Extract to read:
=== Section Start ===
For the assessment of a hazardous event, the standard refers to facts such as

• Reliability data
• Accident history on comparable machines

A basic prerequisite for classifying the probability of occurrence as low is an already comparable application on a machine. Comparable means: The same risk should be reduced with the same safety function, the same process and the same operations must be carried out by the operating personnel, or the same techniques must be used that cause the hazard. The probability of occurrence also depends on the probability of the hazardous event. It is extremely important that this assessment is carried out without the existing safety functions (SRP/CS)!

DIN EN 62061:2013 can be used as an aid here. In this standard, in which the parameter of the probability of occurrence is marked with the letter 'W', there is a more detailed description and distinction between the predictability of the behavior of machine components and that of a person. Among other things, it states: "For machine behavior, consider whether the machine or processed material has a tendency to behave in unexpected ways." In turn, stress, lack of awareness and/or lack of attention can play a role in human behavior in relation to the hazard. Table 1 from DIN EN 62061:2013 with its five variables can now be used as a subdivision into 'high' and 'low'.

Significance in practice

A lathe with manual tool change is used as an example for the risk assessment. A manual tool change is assessed as the initial situation in the life phase 'operation'. The severity of the injury can be assumed to be S2 (serious injury) and the frequency is assessed as F1 (rare to frequent). Due to the high dynamics of the drive, it is not possible to prevent the hazardous event. In other words, the human reaction time is not sufficient to pull the hand away in time (therefore P2). This results in the requirement for PLd for protective measures - in this case a guard that can be opened when guard locking is enabled.

Table 1 from DIN EN 62061:2013: It can be used as an auxiliary tool to make the classification of the probability of occurrence more transparent.

© Innotec

If it is assumed that the lathe is a follow-up machine - i.e. not a completely new concept - and the reliability data and accident history of comparable machines are available, the possibility of reducing the performance level by one level can be considered. This depends on the assessment of the probability of occurrence of the hazardous event. What does this mean in concrete terms? In the event of an intervention in the machine or in the spindle area that is only stopped by the functional control system (without SRP/CS), the following is estimated: What is the probability of an unintentional start-up, which could lead to a risk of injury? If this is assessed as 'low', the PLr can be reduced by one level to PLc. This means a significant difference in implementation and for the safety components: the components are technologically simpler and can often be wired more simply.
=== Section End ===
Provided information:
=== Section Start ===
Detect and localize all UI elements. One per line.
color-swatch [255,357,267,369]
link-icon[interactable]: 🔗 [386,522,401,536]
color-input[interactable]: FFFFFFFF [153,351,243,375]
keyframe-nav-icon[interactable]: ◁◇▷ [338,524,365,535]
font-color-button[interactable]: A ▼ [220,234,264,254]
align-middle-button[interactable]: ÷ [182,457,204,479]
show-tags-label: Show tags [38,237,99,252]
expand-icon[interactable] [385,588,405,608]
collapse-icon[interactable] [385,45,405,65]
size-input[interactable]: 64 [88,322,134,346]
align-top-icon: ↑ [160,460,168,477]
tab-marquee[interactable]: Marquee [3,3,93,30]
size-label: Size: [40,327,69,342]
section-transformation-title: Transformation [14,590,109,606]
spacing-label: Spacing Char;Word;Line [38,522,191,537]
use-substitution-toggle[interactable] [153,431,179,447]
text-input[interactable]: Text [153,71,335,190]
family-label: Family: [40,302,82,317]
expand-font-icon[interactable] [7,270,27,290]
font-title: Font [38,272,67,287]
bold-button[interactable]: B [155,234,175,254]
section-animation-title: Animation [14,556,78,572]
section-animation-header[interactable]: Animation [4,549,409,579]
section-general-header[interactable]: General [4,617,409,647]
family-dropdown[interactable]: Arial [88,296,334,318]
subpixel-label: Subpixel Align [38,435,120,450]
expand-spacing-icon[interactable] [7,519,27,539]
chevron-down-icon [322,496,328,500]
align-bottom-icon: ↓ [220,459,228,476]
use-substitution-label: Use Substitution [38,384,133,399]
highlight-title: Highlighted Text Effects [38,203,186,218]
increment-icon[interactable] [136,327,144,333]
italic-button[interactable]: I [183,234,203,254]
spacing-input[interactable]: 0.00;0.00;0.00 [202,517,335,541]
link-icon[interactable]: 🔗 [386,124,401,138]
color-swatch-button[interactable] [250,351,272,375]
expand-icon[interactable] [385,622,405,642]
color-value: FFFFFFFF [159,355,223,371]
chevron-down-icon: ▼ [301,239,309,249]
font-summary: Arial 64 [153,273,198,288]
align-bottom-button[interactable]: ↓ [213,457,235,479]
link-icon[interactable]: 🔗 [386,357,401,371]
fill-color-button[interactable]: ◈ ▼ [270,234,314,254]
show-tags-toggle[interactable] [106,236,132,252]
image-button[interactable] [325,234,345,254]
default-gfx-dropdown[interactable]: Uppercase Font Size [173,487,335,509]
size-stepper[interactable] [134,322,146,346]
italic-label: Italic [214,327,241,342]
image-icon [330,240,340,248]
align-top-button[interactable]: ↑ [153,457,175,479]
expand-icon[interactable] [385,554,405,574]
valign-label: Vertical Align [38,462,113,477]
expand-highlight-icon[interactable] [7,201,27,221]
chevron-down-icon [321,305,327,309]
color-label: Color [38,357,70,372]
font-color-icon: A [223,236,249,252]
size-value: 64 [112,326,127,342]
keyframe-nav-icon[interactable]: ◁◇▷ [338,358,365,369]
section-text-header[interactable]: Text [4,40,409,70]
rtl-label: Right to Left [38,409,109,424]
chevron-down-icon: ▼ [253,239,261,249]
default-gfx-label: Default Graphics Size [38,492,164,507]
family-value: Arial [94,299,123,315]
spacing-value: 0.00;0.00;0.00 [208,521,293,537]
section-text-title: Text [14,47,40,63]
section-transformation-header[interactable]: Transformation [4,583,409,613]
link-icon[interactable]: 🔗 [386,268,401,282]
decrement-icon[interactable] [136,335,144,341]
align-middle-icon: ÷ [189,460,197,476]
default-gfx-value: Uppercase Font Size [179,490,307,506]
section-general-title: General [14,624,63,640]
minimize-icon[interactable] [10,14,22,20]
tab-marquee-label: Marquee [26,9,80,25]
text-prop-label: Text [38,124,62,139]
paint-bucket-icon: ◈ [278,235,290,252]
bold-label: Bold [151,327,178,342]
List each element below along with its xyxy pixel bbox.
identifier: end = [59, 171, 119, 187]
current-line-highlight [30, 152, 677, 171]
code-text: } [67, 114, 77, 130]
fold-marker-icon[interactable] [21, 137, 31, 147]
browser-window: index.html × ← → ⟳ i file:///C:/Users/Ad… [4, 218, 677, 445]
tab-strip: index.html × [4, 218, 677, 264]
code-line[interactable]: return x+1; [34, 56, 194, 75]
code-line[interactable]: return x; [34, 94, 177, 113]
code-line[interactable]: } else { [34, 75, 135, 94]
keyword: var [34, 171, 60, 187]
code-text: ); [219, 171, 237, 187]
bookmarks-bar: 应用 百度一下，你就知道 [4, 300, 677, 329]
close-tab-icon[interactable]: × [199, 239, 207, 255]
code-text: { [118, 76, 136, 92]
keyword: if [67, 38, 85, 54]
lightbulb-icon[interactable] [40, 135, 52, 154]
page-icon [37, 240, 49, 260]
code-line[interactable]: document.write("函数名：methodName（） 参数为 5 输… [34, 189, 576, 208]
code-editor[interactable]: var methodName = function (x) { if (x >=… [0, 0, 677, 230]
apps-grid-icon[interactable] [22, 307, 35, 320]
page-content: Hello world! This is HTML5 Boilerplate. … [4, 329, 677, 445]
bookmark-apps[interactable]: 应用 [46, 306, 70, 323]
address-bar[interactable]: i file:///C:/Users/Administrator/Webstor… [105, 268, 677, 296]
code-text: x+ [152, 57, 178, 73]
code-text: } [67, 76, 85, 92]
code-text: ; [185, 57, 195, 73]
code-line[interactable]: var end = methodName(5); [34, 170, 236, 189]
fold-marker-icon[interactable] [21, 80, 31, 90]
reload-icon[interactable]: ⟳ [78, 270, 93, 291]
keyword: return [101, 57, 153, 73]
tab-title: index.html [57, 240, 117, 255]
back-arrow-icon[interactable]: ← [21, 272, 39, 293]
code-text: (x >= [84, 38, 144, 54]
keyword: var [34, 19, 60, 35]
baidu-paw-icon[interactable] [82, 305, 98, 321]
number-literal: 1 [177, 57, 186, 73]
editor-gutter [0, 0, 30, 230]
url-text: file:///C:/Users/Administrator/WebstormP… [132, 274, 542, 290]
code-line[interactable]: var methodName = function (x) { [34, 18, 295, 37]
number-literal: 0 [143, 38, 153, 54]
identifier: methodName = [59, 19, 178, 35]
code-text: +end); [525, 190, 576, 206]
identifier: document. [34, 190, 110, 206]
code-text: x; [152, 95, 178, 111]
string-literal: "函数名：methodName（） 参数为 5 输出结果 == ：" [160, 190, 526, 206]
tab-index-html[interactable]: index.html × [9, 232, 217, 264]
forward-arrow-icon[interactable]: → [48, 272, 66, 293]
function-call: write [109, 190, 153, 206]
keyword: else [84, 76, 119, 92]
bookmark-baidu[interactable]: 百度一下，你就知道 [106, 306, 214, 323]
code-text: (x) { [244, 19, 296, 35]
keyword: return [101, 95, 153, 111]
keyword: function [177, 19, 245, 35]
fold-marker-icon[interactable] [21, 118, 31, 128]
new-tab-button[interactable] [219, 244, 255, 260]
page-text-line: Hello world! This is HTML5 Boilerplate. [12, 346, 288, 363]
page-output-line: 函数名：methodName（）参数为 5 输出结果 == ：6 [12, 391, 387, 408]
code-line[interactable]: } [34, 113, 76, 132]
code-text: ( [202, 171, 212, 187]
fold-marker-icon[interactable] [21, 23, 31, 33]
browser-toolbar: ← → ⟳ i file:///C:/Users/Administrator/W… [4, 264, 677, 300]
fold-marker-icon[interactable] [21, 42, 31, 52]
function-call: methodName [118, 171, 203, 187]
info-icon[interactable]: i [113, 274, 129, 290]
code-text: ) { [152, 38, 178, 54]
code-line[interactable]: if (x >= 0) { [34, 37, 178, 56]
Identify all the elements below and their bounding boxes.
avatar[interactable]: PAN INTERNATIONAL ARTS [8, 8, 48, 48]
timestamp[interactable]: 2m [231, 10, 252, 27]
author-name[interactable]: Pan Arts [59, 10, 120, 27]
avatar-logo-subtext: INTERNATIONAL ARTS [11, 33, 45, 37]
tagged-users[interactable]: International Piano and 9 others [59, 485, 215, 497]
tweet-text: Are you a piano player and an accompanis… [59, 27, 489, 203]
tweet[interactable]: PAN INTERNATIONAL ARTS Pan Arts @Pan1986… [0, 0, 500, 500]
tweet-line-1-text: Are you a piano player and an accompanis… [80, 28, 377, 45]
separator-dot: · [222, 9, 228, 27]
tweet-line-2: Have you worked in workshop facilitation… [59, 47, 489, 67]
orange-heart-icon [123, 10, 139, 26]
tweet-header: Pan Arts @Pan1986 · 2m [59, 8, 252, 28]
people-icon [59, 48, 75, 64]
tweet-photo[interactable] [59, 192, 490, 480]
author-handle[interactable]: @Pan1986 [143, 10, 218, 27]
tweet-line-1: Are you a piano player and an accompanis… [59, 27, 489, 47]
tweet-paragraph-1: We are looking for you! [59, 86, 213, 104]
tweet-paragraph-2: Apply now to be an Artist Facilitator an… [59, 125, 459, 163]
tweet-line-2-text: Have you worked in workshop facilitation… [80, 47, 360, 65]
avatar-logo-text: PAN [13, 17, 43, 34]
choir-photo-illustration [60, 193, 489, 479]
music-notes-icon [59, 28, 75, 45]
=== Section End ===
Actions to take:
- A) In the extract on hazard probability, what severity of injury is assumed for the manual tool change on the lathe?
- B) Rewrite the paragraph of the extract on hazard probability that begins "A lathe with manual tool change" as a brief bulleted list, keeping its main facts.
- C) Write out the passage of the extract on hazard probability from "A basic prerequisite" to "safety functions (SRP/CS)!".

Answers for the exercise:
- A) S2 (serious injury).

- B)
- Example: a lathe with manual tool change, assessed as the initial situation in the 'operation' life phase.
- Severity is S2 (serious injury), and frequency is F1 (rare to frequent).
- Because of the drive's high dynamics, human reaction time is too short to pull the hand away, so the hazardous event cannot be prevented (P2).
- Result: protective measures require PLd, in this case a guard that can be opened when guard locking is enabled.

- C)
A basic prerequisite for classifying the probability of occurrence as low is an already comparable application on a machine. Comparable means: The same risk should be reduced with the same safety function, the same process and the same operations must be carried out by the operating personnel, or the same techniques must be used that cause the hazard. The probability of occurrence also depends on the probability of the hazardous event. It is extremely important that this assessment is carried out without the existing safety functions (SRP/CS)!